Sensex: Outlook 2011

INVESTMENT FOCUS

The Sensex was volatile in the first nine months of 2010 and threatened to violate the 16,000-support, twice in February and then in May. But such a breakdown was averted on both occasions and the mood turned gung-ho, once it broke past the 18,500-hurdle, to take it very close to its previous life-time high of 21,208.

Long-term trend
As we stand at the threshold of a new decade and a New Year, the long-term charts have never looked this exciting. We are not talking about the next 12 months. It is a given fact that the year ahead will be choppy. It is the next 10 years that could see multi-fold appreciation in the benchmark.
It is fairly obvious that following a long-drawn bear market between 1992 and 2001, a fresh bull market is now in progress. Wave 1 of this bull market ended at the January 2008 peak of 21,207. The 2008 crash was the second wave that ended at 8,047 in March 2009. The third wave of this bull market is now in progress.
At the commencement of 2010, the rally from 8,047 had not progressed sufficiently to enable us to judge if it was the B wave of the second wave, or the commencement of the third wave upward. In simple terms, we expected the bear market to have legs that could make it drag on for a few more years. But a strong move above 18,500 and the index nearing its previous peak indicates that we are in a fresh leg upward of the long-term uptrend.
The targets for the third wave that is in progress from 8,047 trough are 39,337, 58,743 and hold your breath, 90,160. This wave can terminate at either of these targets and our preference veers towards the second. Extrapolation of the move that began from 1980 low also gives us a Sensex target in the 6-digit.
And the time when these can be achieved…Wave 1 took six years and three months. Wave three can be at least as long or 1.618 of wave 1. That gives us mid- 2015 or mid-2019. That is, the next decade is going to be good for Indian equities. The long-term outlook will be roiled only if the Sensex goes on to close below 13,000. If corrections halt above 16,000, that would reinforce the positive long-term view for the index.

> **Material for this task**:
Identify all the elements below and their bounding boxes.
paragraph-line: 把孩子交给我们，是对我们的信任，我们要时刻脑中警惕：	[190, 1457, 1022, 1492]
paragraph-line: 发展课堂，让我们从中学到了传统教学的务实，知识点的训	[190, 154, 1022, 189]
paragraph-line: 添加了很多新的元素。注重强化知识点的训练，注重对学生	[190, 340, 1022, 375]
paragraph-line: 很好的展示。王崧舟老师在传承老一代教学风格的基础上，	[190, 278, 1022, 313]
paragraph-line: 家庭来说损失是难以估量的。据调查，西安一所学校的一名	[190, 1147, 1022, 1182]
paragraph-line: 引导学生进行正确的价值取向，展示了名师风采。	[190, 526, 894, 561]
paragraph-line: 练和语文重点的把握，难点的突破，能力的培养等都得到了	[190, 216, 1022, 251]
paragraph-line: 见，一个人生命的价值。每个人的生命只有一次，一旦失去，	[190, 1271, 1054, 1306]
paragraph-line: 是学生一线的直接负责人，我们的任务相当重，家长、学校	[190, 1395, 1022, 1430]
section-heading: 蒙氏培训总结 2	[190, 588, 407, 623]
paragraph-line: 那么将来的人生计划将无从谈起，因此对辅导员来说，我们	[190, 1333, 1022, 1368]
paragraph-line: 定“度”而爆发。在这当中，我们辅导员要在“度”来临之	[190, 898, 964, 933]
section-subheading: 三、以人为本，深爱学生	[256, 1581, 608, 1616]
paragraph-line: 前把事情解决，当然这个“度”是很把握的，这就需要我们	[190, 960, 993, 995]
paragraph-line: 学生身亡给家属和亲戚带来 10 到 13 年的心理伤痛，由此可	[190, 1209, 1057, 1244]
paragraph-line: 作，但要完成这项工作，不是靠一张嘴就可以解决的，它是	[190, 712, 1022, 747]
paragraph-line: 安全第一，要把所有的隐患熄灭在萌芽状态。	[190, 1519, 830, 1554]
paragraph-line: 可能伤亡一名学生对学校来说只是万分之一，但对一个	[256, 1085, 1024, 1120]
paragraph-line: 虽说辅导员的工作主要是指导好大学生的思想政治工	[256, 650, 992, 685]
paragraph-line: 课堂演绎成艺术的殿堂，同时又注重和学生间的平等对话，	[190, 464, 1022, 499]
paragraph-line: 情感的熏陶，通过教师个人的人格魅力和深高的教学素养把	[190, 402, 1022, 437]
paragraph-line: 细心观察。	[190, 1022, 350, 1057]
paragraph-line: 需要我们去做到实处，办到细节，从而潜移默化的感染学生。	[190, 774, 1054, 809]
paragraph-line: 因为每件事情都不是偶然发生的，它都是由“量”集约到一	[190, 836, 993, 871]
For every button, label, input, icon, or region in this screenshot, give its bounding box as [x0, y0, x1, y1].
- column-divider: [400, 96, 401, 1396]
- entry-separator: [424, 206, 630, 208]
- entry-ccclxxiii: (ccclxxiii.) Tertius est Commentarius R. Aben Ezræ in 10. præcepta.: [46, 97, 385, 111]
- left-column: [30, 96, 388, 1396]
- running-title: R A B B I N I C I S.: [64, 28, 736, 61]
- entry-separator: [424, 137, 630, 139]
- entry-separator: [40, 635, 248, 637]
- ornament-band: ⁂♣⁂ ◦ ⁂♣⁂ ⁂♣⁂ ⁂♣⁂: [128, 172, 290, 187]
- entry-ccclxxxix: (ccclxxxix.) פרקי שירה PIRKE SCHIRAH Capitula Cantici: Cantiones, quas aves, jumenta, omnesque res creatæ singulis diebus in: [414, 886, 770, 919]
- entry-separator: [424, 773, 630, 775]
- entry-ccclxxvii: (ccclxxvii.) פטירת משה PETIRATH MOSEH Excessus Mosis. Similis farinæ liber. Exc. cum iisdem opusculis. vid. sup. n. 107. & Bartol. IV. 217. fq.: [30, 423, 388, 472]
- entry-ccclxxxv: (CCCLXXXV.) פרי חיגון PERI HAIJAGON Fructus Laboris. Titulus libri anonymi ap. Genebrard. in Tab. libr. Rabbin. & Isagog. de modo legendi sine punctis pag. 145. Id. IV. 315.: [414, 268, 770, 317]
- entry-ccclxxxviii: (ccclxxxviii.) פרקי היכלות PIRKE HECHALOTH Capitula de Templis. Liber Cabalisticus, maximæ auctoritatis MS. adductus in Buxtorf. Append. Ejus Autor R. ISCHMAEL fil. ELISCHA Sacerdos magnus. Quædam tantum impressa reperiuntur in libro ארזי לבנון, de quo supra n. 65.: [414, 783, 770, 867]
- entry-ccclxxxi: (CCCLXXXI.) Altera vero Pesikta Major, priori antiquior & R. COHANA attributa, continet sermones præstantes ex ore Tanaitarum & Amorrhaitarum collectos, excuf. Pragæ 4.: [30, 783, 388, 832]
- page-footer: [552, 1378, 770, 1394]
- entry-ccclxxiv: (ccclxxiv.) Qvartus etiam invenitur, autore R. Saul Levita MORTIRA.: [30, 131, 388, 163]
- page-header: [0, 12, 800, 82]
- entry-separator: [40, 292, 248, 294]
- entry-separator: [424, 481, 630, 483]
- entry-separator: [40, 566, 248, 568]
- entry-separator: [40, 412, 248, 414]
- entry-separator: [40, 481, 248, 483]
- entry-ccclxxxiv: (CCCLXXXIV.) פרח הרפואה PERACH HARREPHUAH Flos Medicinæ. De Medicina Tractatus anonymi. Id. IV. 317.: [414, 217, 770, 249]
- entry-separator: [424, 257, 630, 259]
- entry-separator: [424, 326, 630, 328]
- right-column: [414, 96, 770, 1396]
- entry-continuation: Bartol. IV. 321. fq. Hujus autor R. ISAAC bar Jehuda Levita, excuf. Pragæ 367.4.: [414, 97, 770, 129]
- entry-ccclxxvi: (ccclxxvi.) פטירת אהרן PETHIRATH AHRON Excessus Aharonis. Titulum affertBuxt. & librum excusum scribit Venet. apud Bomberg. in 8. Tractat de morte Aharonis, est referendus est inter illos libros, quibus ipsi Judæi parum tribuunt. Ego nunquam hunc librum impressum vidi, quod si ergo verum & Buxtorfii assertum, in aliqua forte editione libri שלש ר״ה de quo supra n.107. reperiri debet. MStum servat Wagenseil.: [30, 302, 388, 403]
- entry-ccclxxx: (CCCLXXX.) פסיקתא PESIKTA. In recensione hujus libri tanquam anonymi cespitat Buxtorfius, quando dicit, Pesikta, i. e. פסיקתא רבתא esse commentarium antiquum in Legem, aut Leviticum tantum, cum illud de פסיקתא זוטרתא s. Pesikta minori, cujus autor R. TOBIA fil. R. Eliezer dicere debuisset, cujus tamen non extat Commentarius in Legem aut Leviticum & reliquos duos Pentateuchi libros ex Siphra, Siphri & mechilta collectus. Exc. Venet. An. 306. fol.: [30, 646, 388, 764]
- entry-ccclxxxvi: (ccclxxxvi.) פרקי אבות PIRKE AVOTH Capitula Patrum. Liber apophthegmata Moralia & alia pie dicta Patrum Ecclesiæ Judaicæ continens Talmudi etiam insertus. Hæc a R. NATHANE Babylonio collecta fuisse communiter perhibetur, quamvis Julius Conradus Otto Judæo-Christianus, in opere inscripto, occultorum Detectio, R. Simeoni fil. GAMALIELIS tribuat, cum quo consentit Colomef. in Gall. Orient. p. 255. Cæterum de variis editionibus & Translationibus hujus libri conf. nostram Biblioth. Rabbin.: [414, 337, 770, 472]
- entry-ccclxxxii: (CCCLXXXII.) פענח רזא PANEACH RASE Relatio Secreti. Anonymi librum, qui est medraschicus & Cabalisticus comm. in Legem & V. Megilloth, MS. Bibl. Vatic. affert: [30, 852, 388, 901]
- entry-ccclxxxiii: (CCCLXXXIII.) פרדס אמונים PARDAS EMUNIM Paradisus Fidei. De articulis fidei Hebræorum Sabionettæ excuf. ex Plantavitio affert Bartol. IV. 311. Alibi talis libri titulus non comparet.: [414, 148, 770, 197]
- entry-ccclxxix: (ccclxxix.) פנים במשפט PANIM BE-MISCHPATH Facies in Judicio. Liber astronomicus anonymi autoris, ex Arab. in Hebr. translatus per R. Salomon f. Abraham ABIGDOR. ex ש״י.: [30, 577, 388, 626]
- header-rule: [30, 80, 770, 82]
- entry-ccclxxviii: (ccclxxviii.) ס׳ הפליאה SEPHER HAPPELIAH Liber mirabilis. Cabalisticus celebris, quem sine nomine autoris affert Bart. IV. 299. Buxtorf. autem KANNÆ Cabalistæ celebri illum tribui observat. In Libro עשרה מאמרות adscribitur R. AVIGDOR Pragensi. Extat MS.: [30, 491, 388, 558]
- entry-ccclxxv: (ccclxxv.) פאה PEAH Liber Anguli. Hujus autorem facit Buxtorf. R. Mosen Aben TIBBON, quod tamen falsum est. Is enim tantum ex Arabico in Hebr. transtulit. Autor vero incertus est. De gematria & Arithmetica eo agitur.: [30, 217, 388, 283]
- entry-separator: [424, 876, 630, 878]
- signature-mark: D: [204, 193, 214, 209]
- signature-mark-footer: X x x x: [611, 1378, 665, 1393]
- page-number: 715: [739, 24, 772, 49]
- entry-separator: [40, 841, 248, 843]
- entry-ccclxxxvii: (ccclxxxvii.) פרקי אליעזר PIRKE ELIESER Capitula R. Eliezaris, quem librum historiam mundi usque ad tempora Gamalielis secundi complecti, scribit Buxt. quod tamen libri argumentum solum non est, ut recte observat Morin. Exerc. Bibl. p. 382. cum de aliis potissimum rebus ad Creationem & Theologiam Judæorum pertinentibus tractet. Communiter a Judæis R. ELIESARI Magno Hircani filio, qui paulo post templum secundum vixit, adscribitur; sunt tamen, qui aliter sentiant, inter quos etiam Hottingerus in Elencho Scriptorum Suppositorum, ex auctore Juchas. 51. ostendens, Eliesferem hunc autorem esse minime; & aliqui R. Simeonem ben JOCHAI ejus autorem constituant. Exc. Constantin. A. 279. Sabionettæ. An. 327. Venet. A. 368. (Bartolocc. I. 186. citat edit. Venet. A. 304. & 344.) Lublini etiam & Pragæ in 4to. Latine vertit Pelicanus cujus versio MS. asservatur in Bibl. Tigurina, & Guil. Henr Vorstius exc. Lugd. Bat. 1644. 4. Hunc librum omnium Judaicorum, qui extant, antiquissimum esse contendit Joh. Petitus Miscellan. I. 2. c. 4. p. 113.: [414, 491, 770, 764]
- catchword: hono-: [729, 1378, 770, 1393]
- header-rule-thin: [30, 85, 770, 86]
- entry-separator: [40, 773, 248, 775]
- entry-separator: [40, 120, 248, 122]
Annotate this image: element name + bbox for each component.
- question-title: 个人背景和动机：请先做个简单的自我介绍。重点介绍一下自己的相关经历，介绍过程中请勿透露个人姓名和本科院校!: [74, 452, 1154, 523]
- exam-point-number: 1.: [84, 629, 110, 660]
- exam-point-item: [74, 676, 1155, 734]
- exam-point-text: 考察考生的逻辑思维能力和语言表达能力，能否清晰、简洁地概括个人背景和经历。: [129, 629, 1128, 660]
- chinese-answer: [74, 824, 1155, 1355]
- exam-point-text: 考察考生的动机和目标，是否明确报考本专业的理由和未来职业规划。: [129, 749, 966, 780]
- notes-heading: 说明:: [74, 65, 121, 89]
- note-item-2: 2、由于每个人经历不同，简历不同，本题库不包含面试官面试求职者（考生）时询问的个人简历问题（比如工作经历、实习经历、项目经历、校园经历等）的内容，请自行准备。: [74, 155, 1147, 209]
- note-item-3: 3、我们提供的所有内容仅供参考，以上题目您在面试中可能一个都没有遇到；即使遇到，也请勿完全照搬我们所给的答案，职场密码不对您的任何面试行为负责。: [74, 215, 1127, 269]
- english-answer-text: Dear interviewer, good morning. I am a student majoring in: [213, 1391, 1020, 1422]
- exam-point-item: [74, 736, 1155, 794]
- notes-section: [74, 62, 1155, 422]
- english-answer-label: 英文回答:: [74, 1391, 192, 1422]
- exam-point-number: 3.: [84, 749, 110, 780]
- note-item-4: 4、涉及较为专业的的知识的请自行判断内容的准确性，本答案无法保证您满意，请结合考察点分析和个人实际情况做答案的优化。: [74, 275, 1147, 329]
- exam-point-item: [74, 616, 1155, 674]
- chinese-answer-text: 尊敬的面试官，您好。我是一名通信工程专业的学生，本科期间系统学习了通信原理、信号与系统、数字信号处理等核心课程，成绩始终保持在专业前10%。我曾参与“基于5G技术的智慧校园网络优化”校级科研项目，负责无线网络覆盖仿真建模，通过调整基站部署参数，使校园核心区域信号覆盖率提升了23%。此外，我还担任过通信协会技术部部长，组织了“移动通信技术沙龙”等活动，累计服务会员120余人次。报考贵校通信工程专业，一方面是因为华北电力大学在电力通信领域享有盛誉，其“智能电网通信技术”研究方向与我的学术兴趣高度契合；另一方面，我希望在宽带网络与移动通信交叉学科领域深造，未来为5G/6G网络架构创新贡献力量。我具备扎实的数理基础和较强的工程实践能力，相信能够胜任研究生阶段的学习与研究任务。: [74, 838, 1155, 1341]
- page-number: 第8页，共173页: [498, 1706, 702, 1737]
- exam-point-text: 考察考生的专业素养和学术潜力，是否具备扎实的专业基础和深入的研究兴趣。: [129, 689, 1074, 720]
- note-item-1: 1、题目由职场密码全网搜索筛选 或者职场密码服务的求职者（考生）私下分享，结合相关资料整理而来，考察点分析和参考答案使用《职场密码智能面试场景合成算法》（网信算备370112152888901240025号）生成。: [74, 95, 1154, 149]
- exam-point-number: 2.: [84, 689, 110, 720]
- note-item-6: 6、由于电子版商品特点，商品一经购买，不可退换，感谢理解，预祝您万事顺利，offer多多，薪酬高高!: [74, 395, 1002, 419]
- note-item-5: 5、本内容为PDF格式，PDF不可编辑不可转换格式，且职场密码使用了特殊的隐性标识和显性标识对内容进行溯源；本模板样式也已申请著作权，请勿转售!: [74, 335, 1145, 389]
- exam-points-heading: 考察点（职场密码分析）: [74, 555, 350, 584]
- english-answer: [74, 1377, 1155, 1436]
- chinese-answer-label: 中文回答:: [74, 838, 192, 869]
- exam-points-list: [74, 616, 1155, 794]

> **To be done**:
**a)** In the Sensex outlook text, at what level and in which month did the second wave, the 2008 crash, end?
**b)** Repeat the listing word for word. Begin at its first line and stop after the line that contains "526, 894, 561]".

> **Expected outputs**:
**a)** It ended at 8,047 in March 2009.

**b)**
Identify all the elements below and their bounding boxes.
paragraph-line: 把孩子交给我们，是对我们的信任，我们要时刻脑中警惕：	[190, 1457, 1022, 1492]
paragraph-line: 发展课堂，让我们从中学到了传统教学的务实，知识点的训	[190, 154, 1022, 189]
paragraph-line: 添加了很多新的元素。注重强化知识点的训练，注重对学生	[190, 340, 1022, 375]
paragraph-line: 很好的展示。王崧舟老师在传承老一代教学风格的基础上，	[190, 278, 1022, 313]
paragraph-line: 家庭来说损失是难以估量的。据调查，西安一所学校的一名	[190, 1147, 1022, 1182]
paragraph-line: 引导学生进行正确的价值取向，展示了名师风采。	[190, 526, 894, 561]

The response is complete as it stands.